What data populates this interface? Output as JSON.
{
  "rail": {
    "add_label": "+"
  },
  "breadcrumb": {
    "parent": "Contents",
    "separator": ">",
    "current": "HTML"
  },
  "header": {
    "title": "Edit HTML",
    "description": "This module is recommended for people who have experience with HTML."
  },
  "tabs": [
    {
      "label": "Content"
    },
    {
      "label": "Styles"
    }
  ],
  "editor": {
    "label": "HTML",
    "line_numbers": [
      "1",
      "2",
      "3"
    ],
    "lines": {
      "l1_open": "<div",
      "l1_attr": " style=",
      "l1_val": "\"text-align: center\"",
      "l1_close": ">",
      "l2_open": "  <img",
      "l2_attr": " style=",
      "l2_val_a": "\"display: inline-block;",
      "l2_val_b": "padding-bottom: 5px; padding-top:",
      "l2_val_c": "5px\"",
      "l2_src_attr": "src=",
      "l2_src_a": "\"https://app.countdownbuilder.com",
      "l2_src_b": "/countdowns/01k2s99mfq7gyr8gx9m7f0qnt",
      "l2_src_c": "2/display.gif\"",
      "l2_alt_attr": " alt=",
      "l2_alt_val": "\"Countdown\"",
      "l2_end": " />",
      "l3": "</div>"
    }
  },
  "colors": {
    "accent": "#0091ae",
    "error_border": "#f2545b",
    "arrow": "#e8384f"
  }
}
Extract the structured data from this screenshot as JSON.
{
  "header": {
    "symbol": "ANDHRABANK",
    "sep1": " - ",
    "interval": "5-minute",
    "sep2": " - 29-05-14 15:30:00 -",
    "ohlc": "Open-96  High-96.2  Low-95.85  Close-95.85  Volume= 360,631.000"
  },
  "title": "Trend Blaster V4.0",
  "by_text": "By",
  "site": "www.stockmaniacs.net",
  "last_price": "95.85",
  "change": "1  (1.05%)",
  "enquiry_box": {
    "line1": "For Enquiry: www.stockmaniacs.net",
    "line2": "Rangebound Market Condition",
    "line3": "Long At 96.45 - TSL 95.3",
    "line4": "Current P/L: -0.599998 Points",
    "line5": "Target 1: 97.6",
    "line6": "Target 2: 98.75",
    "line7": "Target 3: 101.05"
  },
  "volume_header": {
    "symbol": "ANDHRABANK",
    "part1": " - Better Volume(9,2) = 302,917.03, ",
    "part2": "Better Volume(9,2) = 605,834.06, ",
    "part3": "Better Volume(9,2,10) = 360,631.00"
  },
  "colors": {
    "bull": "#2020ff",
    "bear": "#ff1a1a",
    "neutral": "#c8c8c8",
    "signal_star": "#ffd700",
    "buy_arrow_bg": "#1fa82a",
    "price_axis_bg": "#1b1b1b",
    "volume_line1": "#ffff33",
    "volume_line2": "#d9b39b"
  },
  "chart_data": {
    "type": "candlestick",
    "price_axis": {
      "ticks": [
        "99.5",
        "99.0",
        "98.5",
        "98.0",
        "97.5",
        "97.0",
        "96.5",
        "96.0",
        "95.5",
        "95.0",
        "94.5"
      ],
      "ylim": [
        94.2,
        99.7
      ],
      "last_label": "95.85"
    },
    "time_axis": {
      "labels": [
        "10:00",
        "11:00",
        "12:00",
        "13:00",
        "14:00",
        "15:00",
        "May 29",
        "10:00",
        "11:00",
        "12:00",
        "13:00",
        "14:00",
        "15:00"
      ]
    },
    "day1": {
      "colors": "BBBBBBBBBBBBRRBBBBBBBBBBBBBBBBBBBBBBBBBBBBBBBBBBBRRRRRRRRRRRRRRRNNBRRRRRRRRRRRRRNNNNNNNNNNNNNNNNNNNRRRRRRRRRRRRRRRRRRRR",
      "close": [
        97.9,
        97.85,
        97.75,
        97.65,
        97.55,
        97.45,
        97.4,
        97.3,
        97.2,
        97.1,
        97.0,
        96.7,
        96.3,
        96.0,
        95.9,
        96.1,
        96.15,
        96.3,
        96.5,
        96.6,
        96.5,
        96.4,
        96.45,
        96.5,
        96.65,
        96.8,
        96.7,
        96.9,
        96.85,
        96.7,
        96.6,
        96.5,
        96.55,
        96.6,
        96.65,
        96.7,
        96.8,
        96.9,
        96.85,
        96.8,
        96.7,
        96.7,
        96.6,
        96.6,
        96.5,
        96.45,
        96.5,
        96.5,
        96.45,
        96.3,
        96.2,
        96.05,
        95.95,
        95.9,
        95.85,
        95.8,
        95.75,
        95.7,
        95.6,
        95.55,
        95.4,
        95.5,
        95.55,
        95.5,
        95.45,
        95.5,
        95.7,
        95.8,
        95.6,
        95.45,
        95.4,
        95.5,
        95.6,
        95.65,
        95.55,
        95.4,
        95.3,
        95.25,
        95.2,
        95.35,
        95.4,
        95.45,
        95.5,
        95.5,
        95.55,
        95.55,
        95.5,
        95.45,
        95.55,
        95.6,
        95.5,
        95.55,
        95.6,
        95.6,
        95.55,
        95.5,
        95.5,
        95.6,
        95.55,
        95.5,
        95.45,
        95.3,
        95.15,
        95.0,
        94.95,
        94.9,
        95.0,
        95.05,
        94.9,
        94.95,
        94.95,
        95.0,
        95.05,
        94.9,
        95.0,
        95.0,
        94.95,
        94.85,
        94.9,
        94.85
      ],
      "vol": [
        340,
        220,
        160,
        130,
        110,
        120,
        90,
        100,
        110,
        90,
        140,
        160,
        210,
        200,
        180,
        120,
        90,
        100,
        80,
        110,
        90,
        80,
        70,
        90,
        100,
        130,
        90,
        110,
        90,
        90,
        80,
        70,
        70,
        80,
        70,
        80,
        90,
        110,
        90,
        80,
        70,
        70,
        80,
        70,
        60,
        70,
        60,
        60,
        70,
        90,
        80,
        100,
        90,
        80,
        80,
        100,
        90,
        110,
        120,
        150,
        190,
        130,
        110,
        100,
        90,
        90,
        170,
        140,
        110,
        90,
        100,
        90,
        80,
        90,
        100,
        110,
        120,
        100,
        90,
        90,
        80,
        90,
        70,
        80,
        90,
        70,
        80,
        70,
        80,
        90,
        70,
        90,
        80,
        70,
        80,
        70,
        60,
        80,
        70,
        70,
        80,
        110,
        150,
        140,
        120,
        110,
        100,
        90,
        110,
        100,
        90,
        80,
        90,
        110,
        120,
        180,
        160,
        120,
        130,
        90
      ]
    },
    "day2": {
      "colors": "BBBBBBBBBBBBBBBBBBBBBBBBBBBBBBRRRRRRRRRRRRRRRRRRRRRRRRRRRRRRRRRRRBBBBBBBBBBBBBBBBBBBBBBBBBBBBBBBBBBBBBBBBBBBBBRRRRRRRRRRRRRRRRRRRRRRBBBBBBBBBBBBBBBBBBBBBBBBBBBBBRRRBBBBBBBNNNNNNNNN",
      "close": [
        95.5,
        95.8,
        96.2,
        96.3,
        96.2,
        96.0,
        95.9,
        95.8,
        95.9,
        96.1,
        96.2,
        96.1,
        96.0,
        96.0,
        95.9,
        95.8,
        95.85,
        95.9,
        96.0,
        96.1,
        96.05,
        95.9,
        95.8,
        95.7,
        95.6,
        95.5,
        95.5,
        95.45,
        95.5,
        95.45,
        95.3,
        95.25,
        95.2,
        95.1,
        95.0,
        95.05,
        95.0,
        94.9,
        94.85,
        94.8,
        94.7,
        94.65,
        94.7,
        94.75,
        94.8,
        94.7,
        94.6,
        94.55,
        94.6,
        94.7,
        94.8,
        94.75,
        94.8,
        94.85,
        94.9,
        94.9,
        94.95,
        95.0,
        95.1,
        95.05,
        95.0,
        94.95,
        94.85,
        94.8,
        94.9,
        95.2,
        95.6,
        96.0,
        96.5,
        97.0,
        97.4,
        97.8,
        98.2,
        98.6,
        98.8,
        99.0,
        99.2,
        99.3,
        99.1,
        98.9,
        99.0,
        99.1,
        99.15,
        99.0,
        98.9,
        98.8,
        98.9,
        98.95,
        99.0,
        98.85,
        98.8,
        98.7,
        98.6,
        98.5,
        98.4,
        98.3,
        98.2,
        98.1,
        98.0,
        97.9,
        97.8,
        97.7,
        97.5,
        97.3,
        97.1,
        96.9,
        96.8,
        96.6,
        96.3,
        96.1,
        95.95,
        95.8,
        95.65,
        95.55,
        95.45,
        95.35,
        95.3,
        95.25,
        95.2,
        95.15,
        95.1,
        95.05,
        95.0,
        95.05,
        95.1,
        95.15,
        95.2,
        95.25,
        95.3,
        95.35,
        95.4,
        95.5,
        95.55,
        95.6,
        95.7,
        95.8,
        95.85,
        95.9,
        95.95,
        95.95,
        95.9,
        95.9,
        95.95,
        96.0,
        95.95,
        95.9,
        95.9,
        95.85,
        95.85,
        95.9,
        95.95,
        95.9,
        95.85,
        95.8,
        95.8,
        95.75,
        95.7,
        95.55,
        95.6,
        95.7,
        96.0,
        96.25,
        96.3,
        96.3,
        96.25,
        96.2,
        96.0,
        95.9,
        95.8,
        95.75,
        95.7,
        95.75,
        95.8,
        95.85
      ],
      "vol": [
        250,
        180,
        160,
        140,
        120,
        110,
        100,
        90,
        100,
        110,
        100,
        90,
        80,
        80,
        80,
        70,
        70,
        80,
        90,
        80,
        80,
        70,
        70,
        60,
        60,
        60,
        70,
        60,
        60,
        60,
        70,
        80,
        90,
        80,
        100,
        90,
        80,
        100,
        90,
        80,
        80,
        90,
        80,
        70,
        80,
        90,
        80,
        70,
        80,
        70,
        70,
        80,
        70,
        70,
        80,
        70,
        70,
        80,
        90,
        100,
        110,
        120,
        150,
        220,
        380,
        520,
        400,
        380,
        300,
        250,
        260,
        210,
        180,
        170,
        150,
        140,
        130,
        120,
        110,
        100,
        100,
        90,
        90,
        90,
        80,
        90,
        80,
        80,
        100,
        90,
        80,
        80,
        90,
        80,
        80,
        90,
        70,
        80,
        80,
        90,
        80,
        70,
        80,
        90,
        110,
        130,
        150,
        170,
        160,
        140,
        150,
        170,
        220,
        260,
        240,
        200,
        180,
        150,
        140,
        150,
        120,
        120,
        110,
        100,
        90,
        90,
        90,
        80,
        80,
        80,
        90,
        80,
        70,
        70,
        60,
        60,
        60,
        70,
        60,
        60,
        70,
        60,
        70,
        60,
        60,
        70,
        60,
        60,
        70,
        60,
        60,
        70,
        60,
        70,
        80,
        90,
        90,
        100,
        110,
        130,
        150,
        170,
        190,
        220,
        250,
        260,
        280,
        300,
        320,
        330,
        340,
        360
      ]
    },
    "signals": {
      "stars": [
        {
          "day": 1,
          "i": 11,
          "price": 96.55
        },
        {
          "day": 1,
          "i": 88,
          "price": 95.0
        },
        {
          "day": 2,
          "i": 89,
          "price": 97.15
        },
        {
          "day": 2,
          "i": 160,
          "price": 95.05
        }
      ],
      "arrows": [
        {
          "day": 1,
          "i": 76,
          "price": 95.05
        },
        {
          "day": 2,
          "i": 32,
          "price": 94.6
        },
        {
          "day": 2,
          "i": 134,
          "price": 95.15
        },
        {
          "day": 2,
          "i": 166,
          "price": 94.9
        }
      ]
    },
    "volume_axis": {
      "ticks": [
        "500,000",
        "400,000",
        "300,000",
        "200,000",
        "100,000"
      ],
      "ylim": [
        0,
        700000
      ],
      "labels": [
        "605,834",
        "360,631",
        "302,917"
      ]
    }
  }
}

================

# TASK OBJECTIVE
Single out each line of the records above with the string "title" in it, and copy it.

# CORRECT RESULT
    "title": "Edit HTML",
  "title": "Trend Blaster V4.0",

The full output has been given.